** What is expected **
Send each entry back exactly as given, pictures excluded.

* START *

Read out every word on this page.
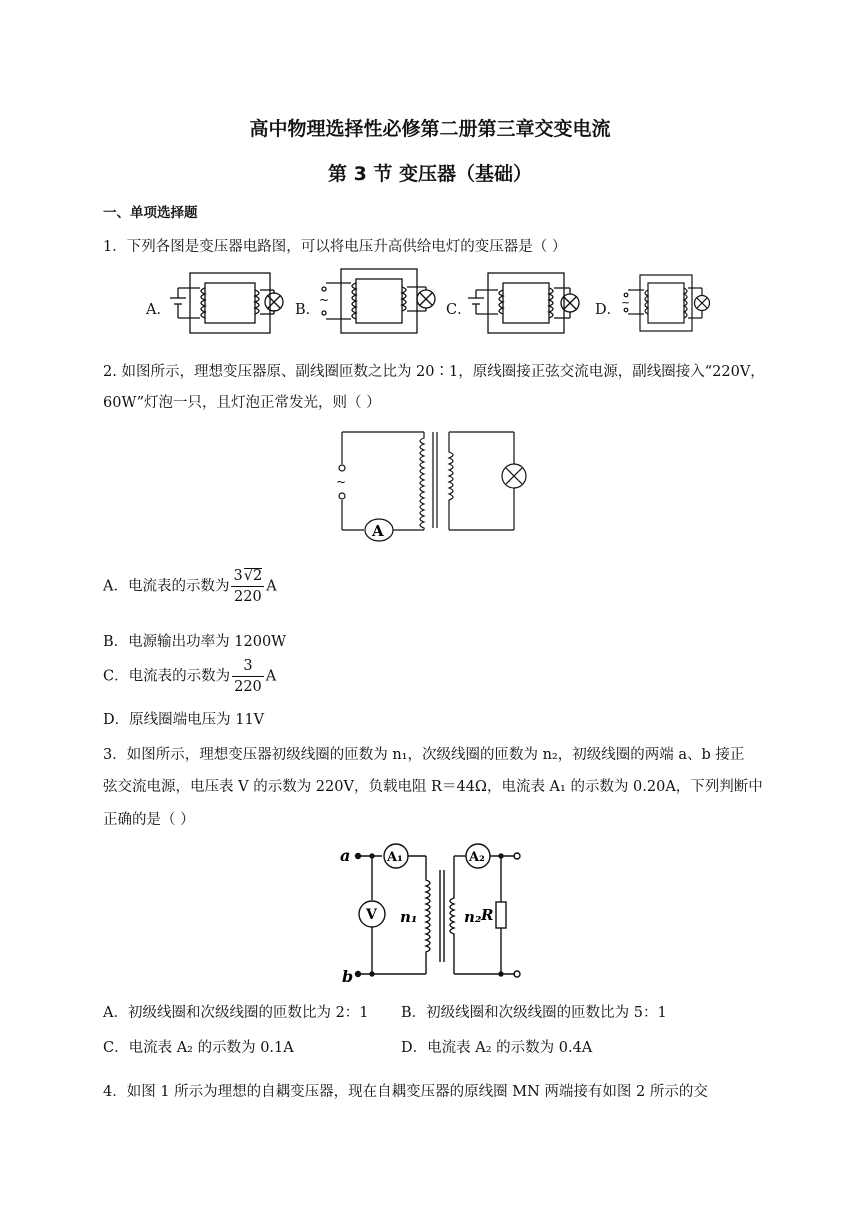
高中物理选择性必修第二册第三章交变电流
第 3 节 变压器（基础）
一、单项选择题
1．下列各图是变压器电路图，可以将电压升高供给电灯的变压器是（ ）
A．	B．
~
C．	D． ~
2. 如图所示，理想变压器原、副线圈匝数之比为 20∶1，原线圈接正弦交流电源，副线圈接入“220V，
60W”灯泡一只，且灯泡正常发光，则（ ）
~
A
A．电流表的示数为 $\frac{3√2}{220}$ A
B．电源输出功率为 1200W
C．电流表的示数为 $\frac{3}{220}$ A
D．原线圈端电压为 11V
3．如图所示，理想变压器初级线圈的匝数为 n₁，次级线圈的匝数为 n₂，初级线圈的两端 a、b 接正
弦交流电源，电压表 V 的示数为 220V，负载电阻 R＝44Ω，电流表 A₁ 的示数为 0.20A，下列判断中
正确的是（ ）
a
b
A₁	A₂
V n₁	n₂ R
A．初级线圈和次级线圈的匝数比为 2：1 B．初级线圈和次级线圈的匝数比为 5：1
C．电流表 A₂ 的示数为 0.1A	D．电流表 A₂ 的示数为 0.4A
4．如图 1 所示为理想的自耦变压器，现在自耦变压器的原线圈 MN 两端接有如图 2 所示的交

* END *

** Reply to the exercise **
Read out every word on this page.
高中物理选择性必修第二册第三章交变电流
第 3 节 变压器（基础）
一、单项选择题
1．下列各图是变压器电路图，可以将电压升高供给电灯的变压器是（ ）
A．	B．
~
C．	D． ~
2. 如图所示，理想变压器原、副线圈匝数之比为 20∶1，原线圈接正弦交流电源，副线圈接入“220V，
60W”灯泡一只，且灯泡正常发光，则（ ）
~
A
A．电流表的示数为 $\frac{3√2}{220}$ A
B．电源输出功率为 1200W
C．电流表的示数为 $\frac{3}{220}$ A
D．原线圈端电压为 11V
3．如图所示，理想变压器初级线圈的匝数为 n₁，次级线圈的匝数为 n₂，初级线圈的两端 a、b 接正
弦交流电源，电压表 V 的示数为 220V，负载电阻 R＝44Ω，电流表 A₁ 的示数为 0.20A，下列判断中
正确的是（ ）
a
b
A₁	A₂
V n₁	n₂ R
A．初级线圈和次级线圈的匝数比为 2：1 B．初级线圈和次级线圈的匝数比为 5：1
C．电流表 A₂ 的示数为 0.1A	D．电流表 A₂ 的示数为 0.4A
4．如图 1 所示为理想的自耦变压器，现在自耦变压器的原线圈 MN 两端接有如图 2 所示的交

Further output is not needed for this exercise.